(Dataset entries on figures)
====

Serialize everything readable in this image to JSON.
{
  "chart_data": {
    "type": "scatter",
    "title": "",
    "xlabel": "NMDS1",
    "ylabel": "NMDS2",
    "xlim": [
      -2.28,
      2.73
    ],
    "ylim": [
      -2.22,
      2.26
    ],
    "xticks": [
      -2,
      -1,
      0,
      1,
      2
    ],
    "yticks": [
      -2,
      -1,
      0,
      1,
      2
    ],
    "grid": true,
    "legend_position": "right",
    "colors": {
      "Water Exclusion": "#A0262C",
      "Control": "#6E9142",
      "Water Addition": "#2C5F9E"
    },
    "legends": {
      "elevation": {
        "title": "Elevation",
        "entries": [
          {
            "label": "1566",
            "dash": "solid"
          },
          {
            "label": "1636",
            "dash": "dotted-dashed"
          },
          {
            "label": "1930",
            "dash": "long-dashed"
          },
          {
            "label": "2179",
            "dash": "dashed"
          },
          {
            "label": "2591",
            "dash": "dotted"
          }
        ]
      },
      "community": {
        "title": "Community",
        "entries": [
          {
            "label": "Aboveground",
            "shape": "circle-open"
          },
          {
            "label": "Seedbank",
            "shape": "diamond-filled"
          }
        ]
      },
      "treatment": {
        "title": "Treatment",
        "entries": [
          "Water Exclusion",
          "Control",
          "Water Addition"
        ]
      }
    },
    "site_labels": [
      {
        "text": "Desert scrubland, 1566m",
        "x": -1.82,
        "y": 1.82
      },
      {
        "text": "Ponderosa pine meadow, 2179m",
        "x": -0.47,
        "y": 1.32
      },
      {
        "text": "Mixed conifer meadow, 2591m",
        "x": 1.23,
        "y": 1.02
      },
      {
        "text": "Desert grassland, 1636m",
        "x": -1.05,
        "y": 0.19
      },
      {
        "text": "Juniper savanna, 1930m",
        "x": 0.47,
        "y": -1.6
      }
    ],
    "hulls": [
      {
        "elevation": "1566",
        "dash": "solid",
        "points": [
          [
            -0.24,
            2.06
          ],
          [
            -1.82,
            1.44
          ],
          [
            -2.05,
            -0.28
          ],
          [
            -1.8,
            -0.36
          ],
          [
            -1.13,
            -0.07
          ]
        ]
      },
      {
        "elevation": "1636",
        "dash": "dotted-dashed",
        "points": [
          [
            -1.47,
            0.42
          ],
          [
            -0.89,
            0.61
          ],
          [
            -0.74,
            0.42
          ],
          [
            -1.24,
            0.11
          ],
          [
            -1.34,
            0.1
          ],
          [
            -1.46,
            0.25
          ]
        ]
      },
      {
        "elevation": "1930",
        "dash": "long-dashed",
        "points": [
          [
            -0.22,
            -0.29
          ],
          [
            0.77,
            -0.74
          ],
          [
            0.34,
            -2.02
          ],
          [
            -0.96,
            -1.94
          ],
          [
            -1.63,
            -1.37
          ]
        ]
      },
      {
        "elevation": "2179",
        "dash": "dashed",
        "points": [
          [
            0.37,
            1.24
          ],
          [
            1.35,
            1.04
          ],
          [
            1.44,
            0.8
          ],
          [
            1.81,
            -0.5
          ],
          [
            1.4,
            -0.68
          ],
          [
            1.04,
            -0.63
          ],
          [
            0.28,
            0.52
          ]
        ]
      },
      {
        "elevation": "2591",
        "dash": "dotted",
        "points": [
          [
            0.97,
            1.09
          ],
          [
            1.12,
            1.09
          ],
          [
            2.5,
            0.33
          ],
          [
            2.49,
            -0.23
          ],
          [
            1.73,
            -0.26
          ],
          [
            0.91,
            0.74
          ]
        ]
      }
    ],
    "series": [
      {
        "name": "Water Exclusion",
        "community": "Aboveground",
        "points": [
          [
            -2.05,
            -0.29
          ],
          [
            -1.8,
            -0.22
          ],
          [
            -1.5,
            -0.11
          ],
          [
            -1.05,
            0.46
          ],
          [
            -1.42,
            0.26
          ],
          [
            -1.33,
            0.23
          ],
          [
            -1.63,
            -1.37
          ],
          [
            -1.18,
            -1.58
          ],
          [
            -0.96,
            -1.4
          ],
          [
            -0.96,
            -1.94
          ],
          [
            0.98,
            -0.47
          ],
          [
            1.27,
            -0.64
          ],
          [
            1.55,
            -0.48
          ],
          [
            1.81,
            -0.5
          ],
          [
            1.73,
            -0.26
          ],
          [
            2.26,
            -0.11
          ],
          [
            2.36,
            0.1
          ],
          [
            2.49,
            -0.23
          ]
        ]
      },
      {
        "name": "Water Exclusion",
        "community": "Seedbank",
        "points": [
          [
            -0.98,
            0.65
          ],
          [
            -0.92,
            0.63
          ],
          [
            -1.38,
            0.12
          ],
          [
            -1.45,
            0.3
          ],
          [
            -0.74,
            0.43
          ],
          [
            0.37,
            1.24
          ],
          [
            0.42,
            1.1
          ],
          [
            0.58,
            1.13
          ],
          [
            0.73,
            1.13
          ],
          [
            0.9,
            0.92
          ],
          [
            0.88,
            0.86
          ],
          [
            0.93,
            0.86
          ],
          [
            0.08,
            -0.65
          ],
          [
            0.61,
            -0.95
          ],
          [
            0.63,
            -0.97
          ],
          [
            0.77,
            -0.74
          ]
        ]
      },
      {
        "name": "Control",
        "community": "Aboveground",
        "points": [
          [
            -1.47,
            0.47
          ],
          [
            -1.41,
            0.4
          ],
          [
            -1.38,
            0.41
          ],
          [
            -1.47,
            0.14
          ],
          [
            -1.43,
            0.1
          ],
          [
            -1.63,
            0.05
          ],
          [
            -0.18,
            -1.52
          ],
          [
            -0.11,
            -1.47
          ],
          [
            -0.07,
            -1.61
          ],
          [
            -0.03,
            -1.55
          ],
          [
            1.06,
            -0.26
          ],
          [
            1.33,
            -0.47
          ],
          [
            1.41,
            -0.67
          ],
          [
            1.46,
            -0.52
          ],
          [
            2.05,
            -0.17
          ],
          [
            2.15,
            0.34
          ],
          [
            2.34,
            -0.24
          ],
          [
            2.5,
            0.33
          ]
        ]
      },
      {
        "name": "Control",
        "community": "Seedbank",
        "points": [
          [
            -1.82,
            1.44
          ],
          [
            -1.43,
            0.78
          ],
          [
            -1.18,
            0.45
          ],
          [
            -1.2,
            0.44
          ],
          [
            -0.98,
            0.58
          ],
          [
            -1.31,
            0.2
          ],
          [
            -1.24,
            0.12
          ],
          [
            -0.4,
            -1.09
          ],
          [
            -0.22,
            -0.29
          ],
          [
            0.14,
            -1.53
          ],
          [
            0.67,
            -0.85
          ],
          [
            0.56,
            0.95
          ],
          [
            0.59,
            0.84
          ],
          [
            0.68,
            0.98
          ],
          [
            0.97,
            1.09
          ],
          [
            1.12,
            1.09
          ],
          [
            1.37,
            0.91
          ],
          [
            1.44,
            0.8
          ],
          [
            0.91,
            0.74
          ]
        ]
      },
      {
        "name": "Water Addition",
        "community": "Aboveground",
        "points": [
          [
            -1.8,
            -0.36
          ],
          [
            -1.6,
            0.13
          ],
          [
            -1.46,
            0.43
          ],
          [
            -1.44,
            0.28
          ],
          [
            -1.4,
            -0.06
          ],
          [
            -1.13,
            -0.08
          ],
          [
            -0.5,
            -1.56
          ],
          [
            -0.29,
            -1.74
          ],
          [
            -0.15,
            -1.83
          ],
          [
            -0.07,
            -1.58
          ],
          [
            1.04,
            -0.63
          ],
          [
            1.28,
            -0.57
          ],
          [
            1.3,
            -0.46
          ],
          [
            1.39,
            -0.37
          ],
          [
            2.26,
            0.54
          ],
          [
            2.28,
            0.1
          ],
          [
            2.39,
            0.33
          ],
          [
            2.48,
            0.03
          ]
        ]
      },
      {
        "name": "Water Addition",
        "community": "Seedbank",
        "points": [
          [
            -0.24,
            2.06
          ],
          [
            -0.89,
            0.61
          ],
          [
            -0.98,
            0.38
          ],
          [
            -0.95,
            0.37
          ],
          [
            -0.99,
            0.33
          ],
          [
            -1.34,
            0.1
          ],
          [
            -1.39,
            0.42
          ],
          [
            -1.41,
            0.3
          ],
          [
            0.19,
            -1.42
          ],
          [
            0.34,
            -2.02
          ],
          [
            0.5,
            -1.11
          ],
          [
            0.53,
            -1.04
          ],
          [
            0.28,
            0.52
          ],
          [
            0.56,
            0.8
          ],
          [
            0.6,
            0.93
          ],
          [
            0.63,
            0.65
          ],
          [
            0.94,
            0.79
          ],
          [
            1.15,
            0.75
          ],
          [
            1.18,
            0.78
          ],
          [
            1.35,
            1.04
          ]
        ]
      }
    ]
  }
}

====

Find and copy every line in the entries above where the string "Water" occurs.

      "Water Exclusion": "#A0262C",
      "Water Addition": "#2C5F9E"
          "Water Exclusion",
          "Water Addition"
        "name": "Water Exclusion",
        "name": "Water Exclusion",
        "name": "Water Addition",
        "name": "Water Addition",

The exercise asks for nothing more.